Short exercise → Print all of the data exactly.

═══ Data lines

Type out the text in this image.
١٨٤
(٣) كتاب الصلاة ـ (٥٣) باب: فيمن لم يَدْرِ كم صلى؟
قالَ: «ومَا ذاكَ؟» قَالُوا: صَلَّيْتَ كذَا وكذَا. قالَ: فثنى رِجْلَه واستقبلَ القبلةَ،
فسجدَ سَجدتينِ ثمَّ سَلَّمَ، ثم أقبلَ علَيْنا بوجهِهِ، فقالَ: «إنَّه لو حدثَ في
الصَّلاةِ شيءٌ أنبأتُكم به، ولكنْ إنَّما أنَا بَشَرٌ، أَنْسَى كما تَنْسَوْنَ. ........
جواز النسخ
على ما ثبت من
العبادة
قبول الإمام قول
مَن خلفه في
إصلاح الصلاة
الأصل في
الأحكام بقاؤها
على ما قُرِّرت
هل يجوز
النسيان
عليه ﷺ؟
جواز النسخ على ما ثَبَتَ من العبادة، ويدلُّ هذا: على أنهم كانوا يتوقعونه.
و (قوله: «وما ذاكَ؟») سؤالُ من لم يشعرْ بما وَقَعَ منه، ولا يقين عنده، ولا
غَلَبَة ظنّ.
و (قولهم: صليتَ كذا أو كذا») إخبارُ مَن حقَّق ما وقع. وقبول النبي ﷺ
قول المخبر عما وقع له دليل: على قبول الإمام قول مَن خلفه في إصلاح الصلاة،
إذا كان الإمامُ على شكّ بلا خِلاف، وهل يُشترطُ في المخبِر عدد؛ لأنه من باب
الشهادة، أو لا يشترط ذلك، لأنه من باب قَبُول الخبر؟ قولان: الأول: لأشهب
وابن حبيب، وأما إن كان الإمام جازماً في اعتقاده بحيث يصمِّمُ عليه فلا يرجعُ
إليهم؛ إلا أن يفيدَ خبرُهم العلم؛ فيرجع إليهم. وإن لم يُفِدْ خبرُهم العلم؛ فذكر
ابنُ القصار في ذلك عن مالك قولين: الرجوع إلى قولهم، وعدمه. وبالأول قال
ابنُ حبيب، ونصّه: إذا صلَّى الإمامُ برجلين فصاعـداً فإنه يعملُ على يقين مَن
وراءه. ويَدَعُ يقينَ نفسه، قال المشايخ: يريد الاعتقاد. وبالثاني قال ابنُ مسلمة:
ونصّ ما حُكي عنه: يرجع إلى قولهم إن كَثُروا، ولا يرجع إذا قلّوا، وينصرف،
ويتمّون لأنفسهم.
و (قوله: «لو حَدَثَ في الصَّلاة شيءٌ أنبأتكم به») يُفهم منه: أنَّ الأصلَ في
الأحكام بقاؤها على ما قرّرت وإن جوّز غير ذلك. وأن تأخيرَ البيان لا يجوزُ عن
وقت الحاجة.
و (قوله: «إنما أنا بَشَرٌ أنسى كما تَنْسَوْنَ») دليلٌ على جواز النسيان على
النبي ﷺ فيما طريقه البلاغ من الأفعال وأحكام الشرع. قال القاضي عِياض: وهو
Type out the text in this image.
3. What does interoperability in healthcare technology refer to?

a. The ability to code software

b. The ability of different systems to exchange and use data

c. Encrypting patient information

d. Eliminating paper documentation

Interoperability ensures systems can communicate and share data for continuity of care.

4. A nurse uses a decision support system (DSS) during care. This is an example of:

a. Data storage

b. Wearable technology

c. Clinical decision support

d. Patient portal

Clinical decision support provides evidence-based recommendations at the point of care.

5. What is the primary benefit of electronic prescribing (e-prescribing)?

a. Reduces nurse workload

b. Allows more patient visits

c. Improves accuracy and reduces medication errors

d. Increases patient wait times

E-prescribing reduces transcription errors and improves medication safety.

══════

Written response →
Type out the text in this image.
١٨٤
(٣) كتاب الصلاة ـ (٥٣) باب: فيمن لم يَدْرِ كم صلى؟
قالَ: «ومَا ذاكَ؟» قَالُوا: صَلَّيْتَ كذَا وكذَا. قالَ: فثنى رِجْلَه واستقبلَ القبلةَ،
فسجدَ سَجدتينِ ثمَّ سَلَّمَ، ثم أقبلَ علَيْنا بوجهِهِ، فقالَ: «إنَّه لو حدثَ في
الصَّلاةِ شيءٌ أنبأتُكم به، ولكنْ إنَّما أنَا بَشَرٌ، أَنْسَى كما تَنْسَوْنَ. ........
جواز النسخ
على ما ثبت من
العبادة
قبول الإمام قول
مَن خلفه في
إصلاح الصلاة
الأصل في
الأحكام بقاؤها
على ما قُرِّرت
هل يجوز
النسيان
عليه ﷺ؟
جواز النسخ على ما ثَبَتَ من العبادة، ويدلُّ هذا: على أنهم كانوا يتوقعونه.
و (قوله: «وما ذاكَ؟») سؤالُ من لم يشعرْ بما وَقَعَ منه، ولا يقين عنده، ولا
غَلَبَة ظنّ.
و (قولهم: صليتَ كذا أو كذا») إخبارُ مَن حقَّق ما وقع. وقبول النبي ﷺ
قول المخبر عما وقع له دليل: على قبول الإمام قول مَن خلفه في إصلاح الصلاة،
إذا كان الإمامُ على شكّ بلا خِلاف، وهل يُشترطُ في المخبِر عدد؛ لأنه من باب
الشهادة، أو لا يشترط ذلك، لأنه من باب قَبُول الخبر؟ قولان: الأول: لأشهب
وابن حبيب، وأما إن كان الإمام جازماً في اعتقاده بحيث يصمِّمُ عليه فلا يرجعُ
إليهم؛ إلا أن يفيدَ خبرُهم العلم؛ فيرجع إليهم. وإن لم يُفِدْ خبرُهم العلم؛ فذكر
ابنُ القصار في ذلك عن مالك قولين: الرجوع إلى قولهم، وعدمه. وبالأول قال
ابنُ حبيب، ونصّه: إذا صلَّى الإمامُ برجلين فصاعـداً فإنه يعملُ على يقين مَن
وراءه. ويَدَعُ يقينَ نفسه، قال المشايخ: يريد الاعتقاد. وبالثاني قال ابنُ مسلمة:
ونصّ ما حُكي عنه: يرجع إلى قولهم إن كَثُروا، ولا يرجع إذا قلّوا، وينصرف،
ويتمّون لأنفسهم.
و (قوله: «لو حَدَثَ في الصَّلاة شيءٌ أنبأتكم به») يُفهم منه: أنَّ الأصلَ في
الأحكام بقاؤها على ما قرّرت وإن جوّز غير ذلك. وأن تأخيرَ البيان لا يجوزُ عن
وقت الحاجة.
و (قوله: «إنما أنا بَشَرٌ أنسى كما تَنْسَوْنَ») دليلٌ على جواز النسيان على
النبي ﷺ فيما طريقه البلاغ من الأفعال وأحكام الشرع. قال القاضي عِياض: وهو
Type out the text in this image.
3. What does interoperability in healthcare technology refer to?

a. The ability to code software

b. The ability of different systems to exchange and use data

c. Encrypting patient information

d. Eliminating paper documentation

Interoperability ensures systems can communicate and share data for continuity of care.

4. A nurse uses a decision support system (DSS) during care. This is an example of:

a. Data storage

b. Wearable technology

c. Clinical decision support

d. Patient portal

Clinical decision support provides evidence-based recommendations at the point of care.

5. What is the primary benefit of electronic prescribing (e-prescribing)?

a. Reduces nurse workload

b. Allows more patient visits

c. Improves accuracy and reduces medication errors

d. Increases patient wait times

E-prescribing reduces transcription errors and improves medication safety.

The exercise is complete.